**Exercise brief:**
Spot every line with the word "Send" and return it.
"""
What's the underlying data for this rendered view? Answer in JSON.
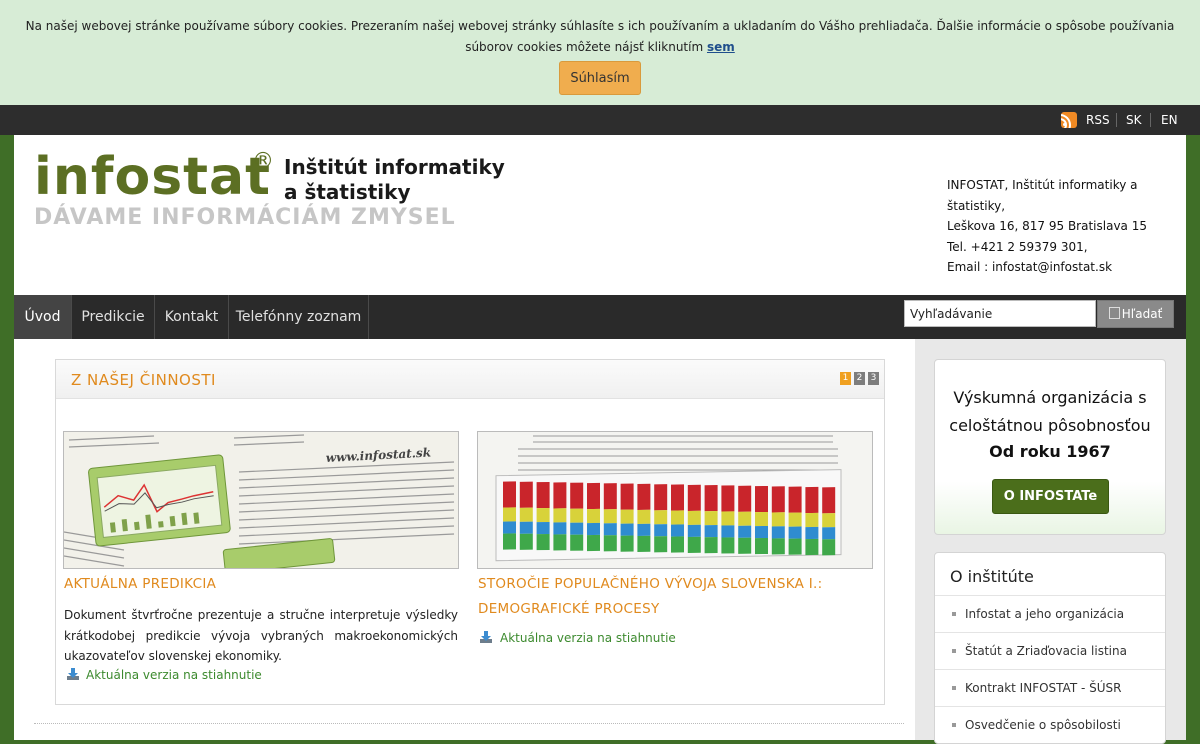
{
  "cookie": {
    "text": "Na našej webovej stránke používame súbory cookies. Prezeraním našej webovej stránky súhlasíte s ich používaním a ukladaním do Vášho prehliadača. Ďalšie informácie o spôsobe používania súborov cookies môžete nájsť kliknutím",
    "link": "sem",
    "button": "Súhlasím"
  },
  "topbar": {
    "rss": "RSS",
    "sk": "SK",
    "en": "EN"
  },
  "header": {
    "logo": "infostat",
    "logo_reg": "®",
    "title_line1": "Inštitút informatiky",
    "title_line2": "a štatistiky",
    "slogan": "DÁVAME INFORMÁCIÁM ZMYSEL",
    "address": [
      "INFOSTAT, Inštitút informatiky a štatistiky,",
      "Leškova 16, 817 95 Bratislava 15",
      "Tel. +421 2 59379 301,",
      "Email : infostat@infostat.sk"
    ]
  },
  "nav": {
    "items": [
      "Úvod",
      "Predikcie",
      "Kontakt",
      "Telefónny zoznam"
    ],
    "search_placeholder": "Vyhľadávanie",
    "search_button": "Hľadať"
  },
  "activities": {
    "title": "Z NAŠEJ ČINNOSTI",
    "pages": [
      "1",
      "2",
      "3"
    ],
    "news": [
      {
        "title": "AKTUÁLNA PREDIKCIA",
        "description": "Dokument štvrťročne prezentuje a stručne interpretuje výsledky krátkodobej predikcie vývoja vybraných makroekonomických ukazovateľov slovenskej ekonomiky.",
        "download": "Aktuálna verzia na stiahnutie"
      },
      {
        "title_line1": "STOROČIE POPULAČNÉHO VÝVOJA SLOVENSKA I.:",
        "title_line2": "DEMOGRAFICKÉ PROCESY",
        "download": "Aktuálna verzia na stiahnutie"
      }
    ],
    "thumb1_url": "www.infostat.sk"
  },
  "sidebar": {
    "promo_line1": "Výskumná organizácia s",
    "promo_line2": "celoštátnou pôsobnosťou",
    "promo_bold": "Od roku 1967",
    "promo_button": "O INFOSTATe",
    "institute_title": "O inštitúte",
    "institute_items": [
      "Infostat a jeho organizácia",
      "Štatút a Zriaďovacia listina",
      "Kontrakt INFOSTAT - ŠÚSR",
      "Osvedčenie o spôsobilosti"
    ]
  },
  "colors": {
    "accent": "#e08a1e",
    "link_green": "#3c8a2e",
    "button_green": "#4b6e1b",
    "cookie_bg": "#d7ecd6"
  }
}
"""
"""
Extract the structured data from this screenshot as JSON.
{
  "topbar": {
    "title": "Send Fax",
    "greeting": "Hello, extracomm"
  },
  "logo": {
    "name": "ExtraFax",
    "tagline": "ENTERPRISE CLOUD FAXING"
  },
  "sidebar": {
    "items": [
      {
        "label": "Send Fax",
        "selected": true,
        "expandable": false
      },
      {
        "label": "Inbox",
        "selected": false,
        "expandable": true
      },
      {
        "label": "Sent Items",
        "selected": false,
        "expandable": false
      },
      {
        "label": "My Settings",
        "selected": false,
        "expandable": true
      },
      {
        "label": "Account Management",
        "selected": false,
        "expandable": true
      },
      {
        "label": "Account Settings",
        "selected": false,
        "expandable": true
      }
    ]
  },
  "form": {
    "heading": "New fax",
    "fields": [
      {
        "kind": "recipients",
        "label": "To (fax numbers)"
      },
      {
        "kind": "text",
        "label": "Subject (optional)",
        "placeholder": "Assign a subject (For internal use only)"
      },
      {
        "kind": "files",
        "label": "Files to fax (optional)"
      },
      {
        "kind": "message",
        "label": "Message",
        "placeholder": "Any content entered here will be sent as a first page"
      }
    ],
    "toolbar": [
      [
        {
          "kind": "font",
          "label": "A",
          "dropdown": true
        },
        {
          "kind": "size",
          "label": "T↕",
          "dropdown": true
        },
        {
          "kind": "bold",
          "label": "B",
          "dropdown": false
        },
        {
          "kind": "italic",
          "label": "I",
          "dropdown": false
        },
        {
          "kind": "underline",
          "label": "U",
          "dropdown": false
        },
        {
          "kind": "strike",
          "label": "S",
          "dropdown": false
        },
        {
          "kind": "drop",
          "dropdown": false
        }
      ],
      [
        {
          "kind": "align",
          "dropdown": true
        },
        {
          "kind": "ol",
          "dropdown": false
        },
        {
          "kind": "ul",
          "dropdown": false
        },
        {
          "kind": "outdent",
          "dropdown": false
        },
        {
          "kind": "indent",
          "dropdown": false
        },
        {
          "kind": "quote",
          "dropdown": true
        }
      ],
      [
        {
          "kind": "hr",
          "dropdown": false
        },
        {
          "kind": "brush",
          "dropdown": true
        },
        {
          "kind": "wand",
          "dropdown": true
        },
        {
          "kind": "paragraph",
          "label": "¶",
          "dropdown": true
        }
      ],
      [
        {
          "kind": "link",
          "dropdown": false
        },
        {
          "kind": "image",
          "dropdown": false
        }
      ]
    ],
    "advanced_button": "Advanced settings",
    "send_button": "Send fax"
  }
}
"""
**Solution to this problem:**
    "title": "Send Fax",
        "label": "Send Fax",
    "send_button": "Send fax"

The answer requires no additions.